STATED TASK – Do any lines in the data below contain "JSON"? If so, copy every one of them.

[Records]
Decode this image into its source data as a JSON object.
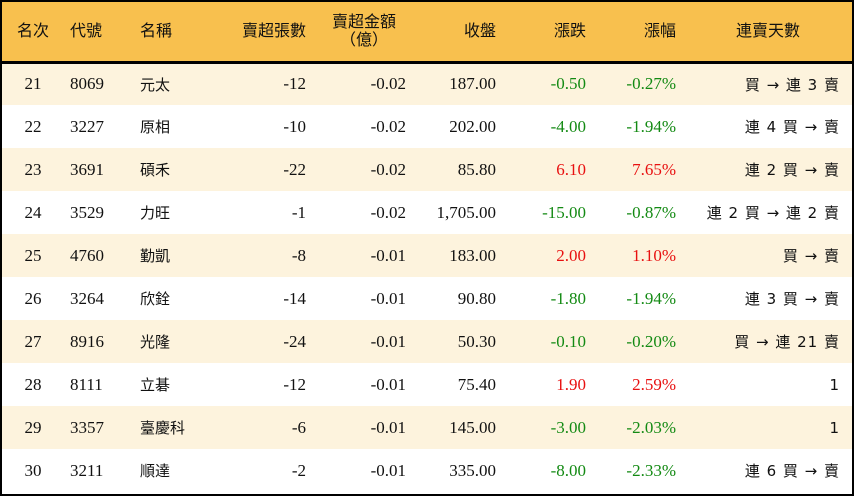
{
  "header": {
    "rank": "名次",
    "code": "代號",
    "name": "名稱",
    "net_sell_lots": "賣超張數",
    "net_sell_amount_line1": "賣超金額",
    "net_sell_amount_line2": "（億）",
    "close": "收盤",
    "change": "漲跌",
    "change_pct": "漲幅",
    "streak_days": "連賣天數"
  },
  "colors": {
    "header_bg": "#f8c04e",
    "row_alt_bg": "#fdf3dd",
    "up": "#e81010",
    "down": "#138a13"
  },
  "rows": [
    {
      "rank": "21",
      "code": "8069",
      "name": "元太",
      "lots": "-12",
      "amount": "-0.02",
      "close": "187.00",
      "change": "-0.50",
      "pct": "-0.27%",
      "dir": "down",
      "streak": "買 → 連 3 賣"
    },
    {
      "rank": "22",
      "code": "3227",
      "name": "原相",
      "lots": "-10",
      "amount": "-0.02",
      "close": "202.00",
      "change": "-4.00",
      "pct": "-1.94%",
      "dir": "down",
      "streak": "連 4 買 → 賣"
    },
    {
      "rank": "23",
      "code": "3691",
      "name": "碩禾",
      "lots": "-22",
      "amount": "-0.02",
      "close": "85.80",
      "change": "6.10",
      "pct": "7.65%",
      "dir": "up",
      "streak": "連 2 買 → 賣"
    },
    {
      "rank": "24",
      "code": "3529",
      "name": "力旺",
      "lots": "-1",
      "amount": "-0.02",
      "close": "1,705.00",
      "change": "-15.00",
      "pct": "-0.87%",
      "dir": "down",
      "streak": "連 2 買 → 連 2 賣"
    },
    {
      "rank": "25",
      "code": "4760",
      "name": "勤凱",
      "lots": "-8",
      "amount": "-0.01",
      "close": "183.00",
      "change": "2.00",
      "pct": "1.10%",
      "dir": "up",
      "streak": "買 → 賣"
    },
    {
      "rank": "26",
      "code": "3264",
      "name": "欣銓",
      "lots": "-14",
      "amount": "-0.01",
      "close": "90.80",
      "change": "-1.80",
      "pct": "-1.94%",
      "dir": "down",
      "streak": "連 3 買 → 賣"
    },
    {
      "rank": "27",
      "code": "8916",
      "name": "光隆",
      "lots": "-24",
      "amount": "-0.01",
      "close": "50.30",
      "change": "-0.10",
      "pct": "-0.20%",
      "dir": "down",
      "streak": "買 → 連 21 賣"
    },
    {
      "rank": "28",
      "code": "8111",
      "name": "立碁",
      "lots": "-12",
      "amount": "-0.01",
      "close": "75.40",
      "change": "1.90",
      "pct": "2.59%",
      "dir": "up",
      "streak": "1"
    },
    {
      "rank": "29",
      "code": "3357",
      "name": "臺慶科",
      "lots": "-6",
      "amount": "-0.01",
      "close": "145.00",
      "change": "-3.00",
      "pct": "-2.03%",
      "dir": "down",
      "streak": "1"
    },
    {
      "rank": "30",
      "code": "3211",
      "name": "順達",
      "lots": "-2",
      "amount": "-0.01",
      "close": "335.00",
      "change": "-8.00",
      "pct": "-2.33%",
      "dir": "down",
      "streak": "連 6 買 → 賣"
    }
  ]
}
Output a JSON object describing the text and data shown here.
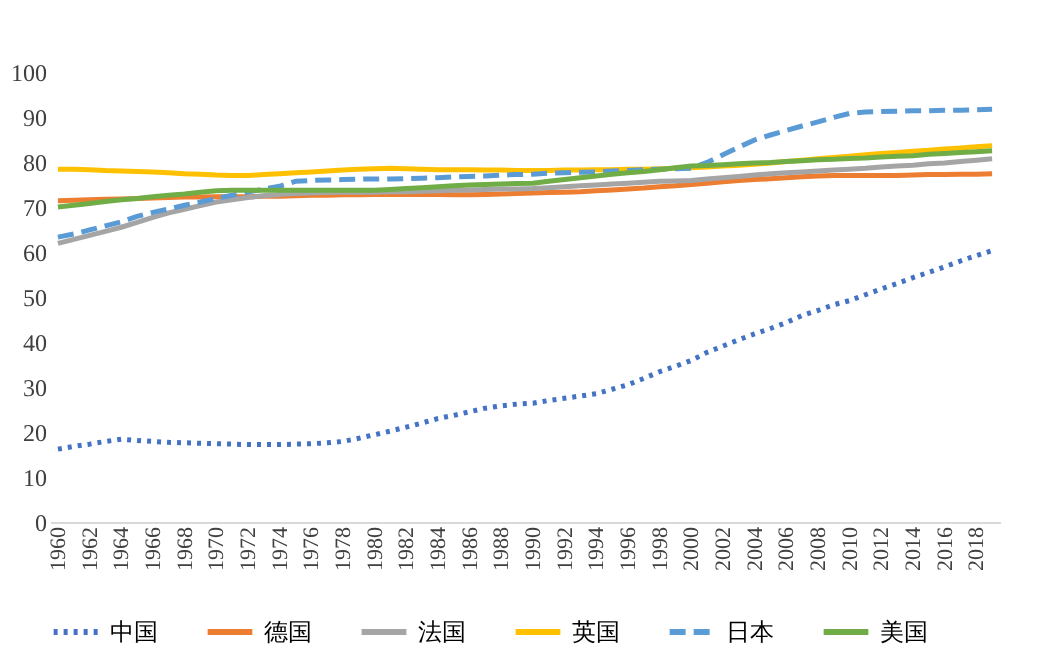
{
  "chart_data": {
    "type": "line",
    "legend": "bottom",
    "grid": false,
    "marker": "none",
    "categories": [
      "1960",
      null,
      "1962",
      null,
      "1964",
      null,
      "1966",
      null,
      "1968",
      null,
      "1970",
      null,
      "1972",
      null,
      "1974",
      null,
      "1976",
      null,
      "1978",
      null,
      "1980",
      null,
      "1982",
      null,
      "1984",
      null,
      "1986",
      null,
      "1988",
      null,
      "1990",
      null,
      "1992",
      null,
      "1994",
      null,
      "1996",
      null,
      "1998",
      null,
      "2000",
      null,
      "2002",
      null,
      "2004",
      null,
      "2006",
      null,
      "2008",
      null,
      "2010",
      null,
      "2012",
      null,
      "2014",
      null,
      "2016",
      null,
      "2018",
      null
    ],
    "ylim": [
      0,
      100
    ],
    "yticks": [
      0,
      10,
      20,
      30,
      40,
      50,
      60,
      70,
      80,
      90,
      100
    ],
    "series": [
      {
        "name": "中国",
        "color": "#4472c4",
        "line_style": "dotted",
        "values": [
          16.2,
          16.8,
          17.3,
          17.9,
          18.4,
          18.1,
          17.9,
          17.7,
          17.6,
          17.5,
          17.4,
          17.3,
          17.2,
          17.2,
          17.2,
          17.3,
          17.4,
          17.6,
          17.9,
          18.6,
          19.4,
          20.2,
          21.1,
          22.0,
          23.0,
          23.7,
          24.5,
          25.3,
          25.8,
          26.2,
          26.4,
          27.0,
          27.5,
          28.0,
          28.5,
          29.5,
          30.5,
          31.9,
          33.4,
          34.6,
          35.9,
          37.7,
          39.1,
          40.5,
          41.8,
          43.0,
          44.3,
          45.9,
          47.0,
          48.3,
          49.2,
          50.5,
          51.8,
          53.0,
          54.3,
          55.5,
          56.7,
          58.0,
          59.2,
          60.3
        ]
      },
      {
        "name": "德国",
        "color": "#ed7d31",
        "line_style": "solid",
        "values": [
          71.4,
          71.5,
          71.6,
          71.7,
          71.8,
          71.9,
          72.0,
          72.1,
          72.2,
          72.2,
          72.3,
          72.3,
          72.3,
          72.4,
          72.4,
          72.5,
          72.6,
          72.6,
          72.7,
          72.7,
          72.8,
          72.8,
          72.8,
          72.8,
          72.8,
          72.7,
          72.7,
          72.8,
          72.9,
          73.0,
          73.1,
          73.2,
          73.3,
          73.4,
          73.6,
          73.8,
          74.0,
          74.2,
          74.5,
          74.7,
          75.0,
          75.3,
          75.6,
          75.9,
          76.1,
          76.3,
          76.5,
          76.7,
          76.9,
          77.0,
          77.0,
          77.0,
          77.0,
          77.0,
          77.1,
          77.2,
          77.2,
          77.3,
          77.3,
          77.4
        ]
      },
      {
        "name": "法国",
        "color": "#a5a5a5",
        "line_style": "solid",
        "values": [
          61.9,
          62.8,
          63.7,
          64.6,
          65.5,
          66.6,
          67.7,
          68.7,
          69.5,
          70.3,
          71.1,
          71.6,
          72.1,
          72.5,
          72.8,
          73.0,
          73.1,
          73.2,
          73.3,
          73.3,
          73.3,
          73.4,
          73.4,
          73.5,
          73.6,
          73.7,
          73.8,
          73.9,
          74.0,
          74.0,
          74.1,
          74.3,
          74.5,
          74.7,
          74.9,
          75.1,
          75.3,
          75.5,
          75.7,
          75.8,
          75.9,
          76.2,
          76.5,
          76.8,
          77.1,
          77.4,
          77.6,
          77.8,
          78.0,
          78.2,
          78.4,
          78.6,
          78.9,
          79.1,
          79.3,
          79.6,
          79.8,
          80.1,
          80.4,
          80.7
        ]
      },
      {
        "name": "英国",
        "color": "#ffc000",
        "line_style": "solid",
        "values": [
          78.4,
          78.4,
          78.3,
          78.1,
          78.0,
          77.9,
          77.8,
          77.6,
          77.4,
          77.3,
          77.1,
          77.0,
          77.0,
          77.2,
          77.4,
          77.6,
          77.8,
          78.0,
          78.2,
          78.4,
          78.5,
          78.6,
          78.5,
          78.4,
          78.3,
          78.3,
          78.3,
          78.2,
          78.2,
          78.1,
          78.1,
          78.1,
          78.2,
          78.2,
          78.3,
          78.3,
          78.4,
          78.4,
          78.5,
          78.6,
          78.7,
          78.9,
          79.1,
          79.3,
          79.5,
          79.8,
          80.1,
          80.4,
          80.7,
          81.0,
          81.3,
          81.6,
          81.9,
          82.1,
          82.4,
          82.6,
          82.9,
          83.1,
          83.4,
          83.6
        ]
      },
      {
        "name": "日本",
        "color": "#5b9bd5",
        "line_style": "dashed",
        "values": [
          63.3,
          64.0,
          64.9,
          65.8,
          66.7,
          67.9,
          68.8,
          69.6,
          70.4,
          71.1,
          71.9,
          72.6,
          73.3,
          74.0,
          74.6,
          75.7,
          75.9,
          76.0,
          76.1,
          76.2,
          76.2,
          76.2,
          76.3,
          76.4,
          76.5,
          76.7,
          76.8,
          76.9,
          77.1,
          77.2,
          77.3,
          77.5,
          77.6,
          77.7,
          77.8,
          78.0,
          78.1,
          78.3,
          78.4,
          78.5,
          78.6,
          79.9,
          81.6,
          83.3,
          84.9,
          86.0,
          87.0,
          88.0,
          88.9,
          89.9,
          90.8,
          91.1,
          91.2,
          91.3,
          91.4,
          91.4,
          91.5,
          91.5,
          91.6,
          91.7
        ]
      },
      {
        "name": "美国",
        "color": "#70ad47",
        "line_style": "solid",
        "values": [
          70.0,
          70.4,
          70.8,
          71.2,
          71.6,
          71.9,
          72.3,
          72.6,
          72.9,
          73.3,
          73.6,
          73.7,
          73.7,
          73.7,
          73.7,
          73.7,
          73.7,
          73.7,
          73.7,
          73.7,
          73.7,
          73.9,
          74.1,
          74.3,
          74.5,
          74.7,
          74.9,
          75.0,
          75.1,
          75.2,
          75.3,
          75.7,
          76.1,
          76.5,
          76.9,
          77.3,
          77.6,
          77.9,
          78.3,
          78.7,
          79.1,
          79.2,
          79.4,
          79.6,
          79.8,
          79.9,
          80.1,
          80.3,
          80.5,
          80.6,
          80.8,
          80.9,
          81.1,
          81.3,
          81.4,
          81.7,
          81.9,
          82.1,
          82.3,
          82.5
        ]
      }
    ]
  }
}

EXERCISE OUTPUT –
Decode this image into its source data as a JSON object.
Output a JSON object describing the text and data shown here.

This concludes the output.